» DESCRIPTION OF THE TASK
The records that follow must be reproduced in full, exactly as written.

Stored data entries:
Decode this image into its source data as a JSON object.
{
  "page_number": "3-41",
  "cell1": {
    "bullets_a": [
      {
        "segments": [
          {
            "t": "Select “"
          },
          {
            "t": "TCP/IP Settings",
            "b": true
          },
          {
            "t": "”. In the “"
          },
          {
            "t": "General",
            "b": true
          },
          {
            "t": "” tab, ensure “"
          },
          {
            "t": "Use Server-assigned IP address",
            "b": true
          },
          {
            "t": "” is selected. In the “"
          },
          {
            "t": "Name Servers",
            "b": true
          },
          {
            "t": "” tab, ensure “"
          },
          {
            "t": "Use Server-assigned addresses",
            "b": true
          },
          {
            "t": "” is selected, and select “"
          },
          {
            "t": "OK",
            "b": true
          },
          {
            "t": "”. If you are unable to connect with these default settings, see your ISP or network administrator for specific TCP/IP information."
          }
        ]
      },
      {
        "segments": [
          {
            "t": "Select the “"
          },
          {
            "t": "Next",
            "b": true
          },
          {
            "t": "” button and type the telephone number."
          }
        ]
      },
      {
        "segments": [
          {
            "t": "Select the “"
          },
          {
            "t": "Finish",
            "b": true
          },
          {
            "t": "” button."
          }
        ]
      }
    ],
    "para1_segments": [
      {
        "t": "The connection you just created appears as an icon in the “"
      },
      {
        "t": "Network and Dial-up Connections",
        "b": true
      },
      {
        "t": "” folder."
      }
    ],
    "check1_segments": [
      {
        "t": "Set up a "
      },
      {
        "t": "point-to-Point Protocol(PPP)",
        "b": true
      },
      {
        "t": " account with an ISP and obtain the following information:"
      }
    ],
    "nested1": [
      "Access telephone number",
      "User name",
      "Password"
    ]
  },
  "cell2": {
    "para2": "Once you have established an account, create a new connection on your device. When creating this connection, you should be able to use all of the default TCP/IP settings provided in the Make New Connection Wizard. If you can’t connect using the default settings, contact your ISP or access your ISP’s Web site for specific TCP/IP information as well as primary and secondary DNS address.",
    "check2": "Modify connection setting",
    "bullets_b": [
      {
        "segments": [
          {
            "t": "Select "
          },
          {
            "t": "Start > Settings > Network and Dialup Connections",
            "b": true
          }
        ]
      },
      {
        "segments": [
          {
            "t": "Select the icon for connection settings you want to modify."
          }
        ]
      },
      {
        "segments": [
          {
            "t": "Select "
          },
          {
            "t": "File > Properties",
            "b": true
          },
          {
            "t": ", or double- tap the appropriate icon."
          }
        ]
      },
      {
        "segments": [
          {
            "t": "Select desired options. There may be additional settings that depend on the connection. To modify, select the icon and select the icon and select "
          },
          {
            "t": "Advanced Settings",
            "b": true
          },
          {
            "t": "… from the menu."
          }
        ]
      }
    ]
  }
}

» RESULT
Decode this image into its source data as a JSON object.
{
  "page_number": "3-41",
  "cell1": {
    "bullets_a": [
      {
        "segments": [
          {
            "t": "Select “"
          },
          {
            "t": "TCP/IP Settings",
            "b": true
          },
          {
            "t": "”. In the “"
          },
          {
            "t": "General",
            "b": true
          },
          {
            "t": "” tab, ensure “"
          },
          {
            "t": "Use Server-assigned IP address",
            "b": true
          },
          {
            "t": "” is selected. In the “"
          },
          {
            "t": "Name Servers",
            "b": true
          },
          {
            "t": "” tab, ensure “"
          },
          {
            "t": "Use Server-assigned addresses",
            "b": true
          },
          {
            "t": "” is selected, and select “"
          },
          {
            "t": "OK",
            "b": true
          },
          {
            "t": "”. If you are unable to connect with these default settings, see your ISP or network administrator for specific TCP/IP information."
          }
        ]
      },
      {
        "segments": [
          {
            "t": "Select the “"
          },
          {
            "t": "Next",
            "b": true
          },
          {
            "t": "” button and type the telephone number."
          }
        ]
      },
      {
        "segments": [
          {
            "t": "Select the “"
          },
          {
            "t": "Finish",
            "b": true
          },
          {
            "t": "” button."
          }
        ]
      }
    ],
    "para1_segments": [
      {
        "t": "The connection you just created appears as an icon in the “"
      },
      {
        "t": "Network and Dial-up Connections",
        "b": true
      },
      {
        "t": "” folder."
      }
    ],
    "check1_segments": [
      {
        "t": "Set up a "
      },
      {
        "t": "point-to-Point Protocol(PPP)",
        "b": true
      },
      {
        "t": " account with an ISP and obtain the following information:"
      }
    ],
    "nested1": [
      "Access telephone number",
      "User name",
      "Password"
    ]
  },
  "cell2": {
    "para2": "Once you have established an account, create a new connection on your device. When creating this connection, you should be able to use all of the default TCP/IP settings provided in the Make New Connection Wizard. If you can’t connect using the default settings, contact your ISP or access your ISP’s Web site for specific TCP/IP information as well as primary and secondary DNS address.",
    "check2": "Modify connection setting",
    "bullets_b": [
      {
        "segments": [
          {
            "t": "Select "
          },
          {
            "t": "Start > Settings > Network and Dialup Connections",
            "b": true
          }
        ]
      },
      {
        "segments": [
          {
            "t": "Select the icon for connection settings you want to modify."
          }
        ]
      },
      {
        "segments": [
          {
            "t": "Select "
          },
          {
            "t": "File > Properties",
            "b": true
          },
          {
            "t": ", or double- tap the appropriate icon."
          }
        ]
      },
      {
        "segments": [
          {
            "t": "Select desired options. There may be additional settings that depend on the connection. To modify, select the icon and select the icon and select "
          },
          {
            "t": "Advanced Settings",
            "b": true
          },
          {
            "t": "… from the menu."
          }
        ]
      }
    ]
  }
}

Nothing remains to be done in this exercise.